─── EXTRACTED INFORMATION
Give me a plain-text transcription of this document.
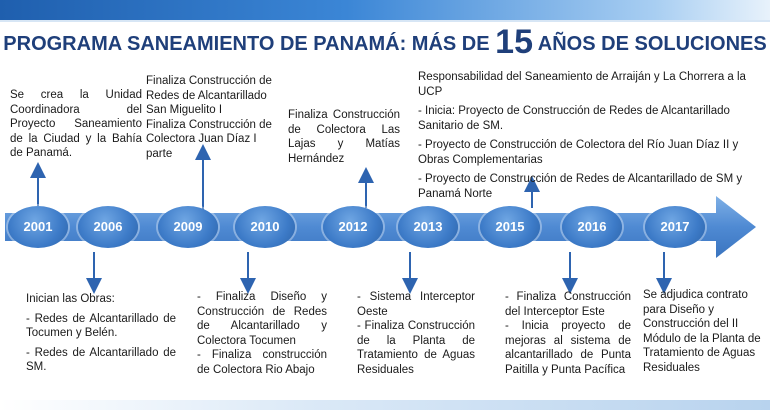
PROGRAMA SANEAMIENTO DE PANAMÁ: MÁS DE 15 AÑOS DE SOLUCIONES
2001	2006	2009	2010	2012	2013	2015	2016	2017
Se crea la Unidad Coordinadora del Proyecto Saneamiento de la Ciudad y la Bahía de Panamá.
Inician las Obras:
- Redes de Alcantarillado de Tocumen y Belén.
- Redes de Alcantarillado de SM.
Finaliza Construcción de Redes de Alcantarillado San Miguelito I
Finaliza Construcción de Colectora Juan Díaz I parte
- Finaliza Diseño y Construcción de Redes de Alcantarillado y Colectora Tocumen
- Finaliza construcción de Colectora Rio Abajo
Finaliza Construcción de Colectora Las Lajas y Matías Hernández
- Sistema Interceptor Oeste
- Finaliza Construcción de la Planta de Tratamiento de Aguas Residuales
Responsabilidad del Saneamiento de Arraiján y La Chorrera a la UCP
- Inicia: Proyecto de Construcción de Redes de Alcantarillado Sanitario de SM.
- Proyecto de Construcción de Colectora del Río Juan Díaz II y Obras Complementarias
- Proyecto de Construcción de Redes de Alcantarillado de SM y Panamá Norte
- Finaliza Construcción del Interceptor Este
- Inicia proyecto de mejoras al sistema de alcantarillado de Punta Paitilla y Punta Pacífica
Se adjudica contrato para Diseño y Construcción del II Módulo de la Planta de Tratamiento de Aguas Residuales
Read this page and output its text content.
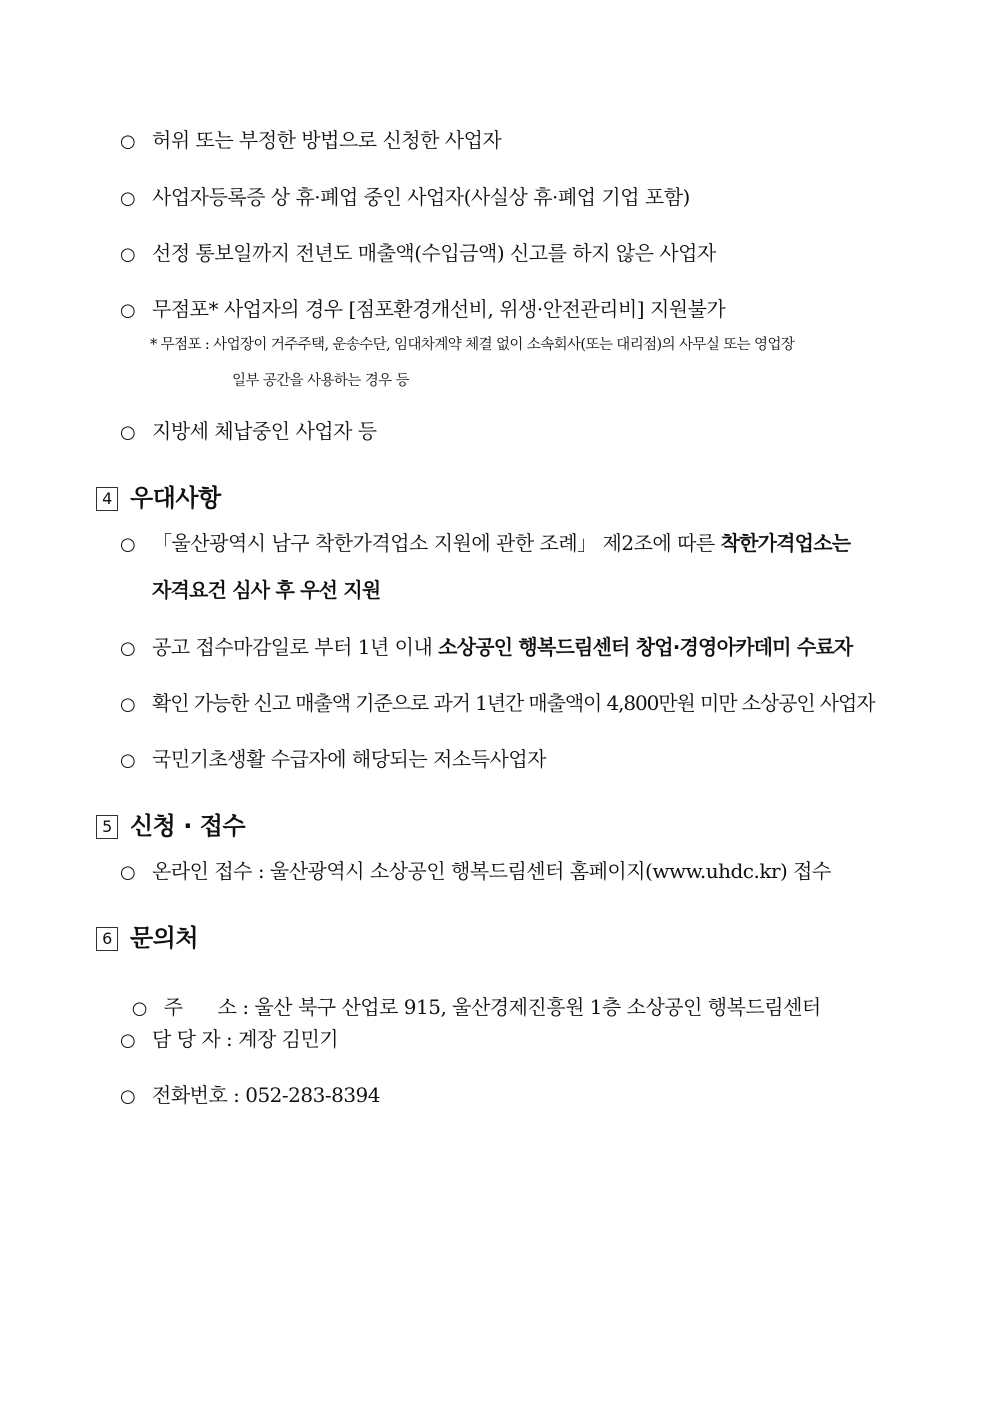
○ 허위 또는 부정한 방법으로 신청한 사업자
○ 사업자등록증 상 휴·폐업 중인 사업자(사실상 휴·폐업 기업 포함)
○ 선정 통보일까지 전년도 매출액(수입금액) 신고를 하지 않은 사업자
○ 무점포* 사업자의 경우 [점포환경개선비, 위생·안전관리비] 지원불가
* 무점포 : 사업장이 거주주택, 운송수단, 임대차계약 체결 없이 소속회사(또는 대리점)의 사무실 또는 영업장
일부 공간을 사용하는 경우 등
○ 지방세 체납중인 사업자 등
4 우대사항
○ 「울산광역시 남구 착한가격업소 지원에 관한 조례」 제2조에 따른 착한가격업소는
자격요건 심사 후 우선 지원
○ 공고 접수마감일로 부터 1년 이내 소상공인 행복드림센터 창업·경영아카데미 수료자
○ 확인 가능한 신고 매출액 기준으로 과거 1년간 매출액이 4,800만원 미만 소상공인 사업자
○ 국민기초생활 수급자에 해당되는 저소득사업자
5 신청 · 접수
○ 온라인 접수 : 울산광역시 소상공인 행복드림센터 홈페이지(www.uhdc.kr) 접수
6 문의처

○ 주      소 : 울산 북구 산업로 915, 울산경제진흥원 1층 소상공인 행복드림센터

○ 담 당 자 : 계장 김민기
○ 전화번호 : 052-283-8394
──────
* **SHORT PROBLEM**
Gather all lines where the word "Finaliza" appears.

* **RESULT FOR THIS EXERCISE**
Finaliza Construcción de Redes de Alcantarillado San Miguelito I
Finaliza Construcción de Colectora Juan Díaz I parte
- Finaliza Diseño y Construcción de Redes de Alcantarillado y Colectora Tocumen
- Finaliza construcción de Colectora Rio Abajo
Finaliza Construcción de Colectora Las Lajas y Matías Hernández
- Finaliza Construcción de la Planta de Tratamiento de Aguas Residuales
- Finaliza Construcción del Interceptor Este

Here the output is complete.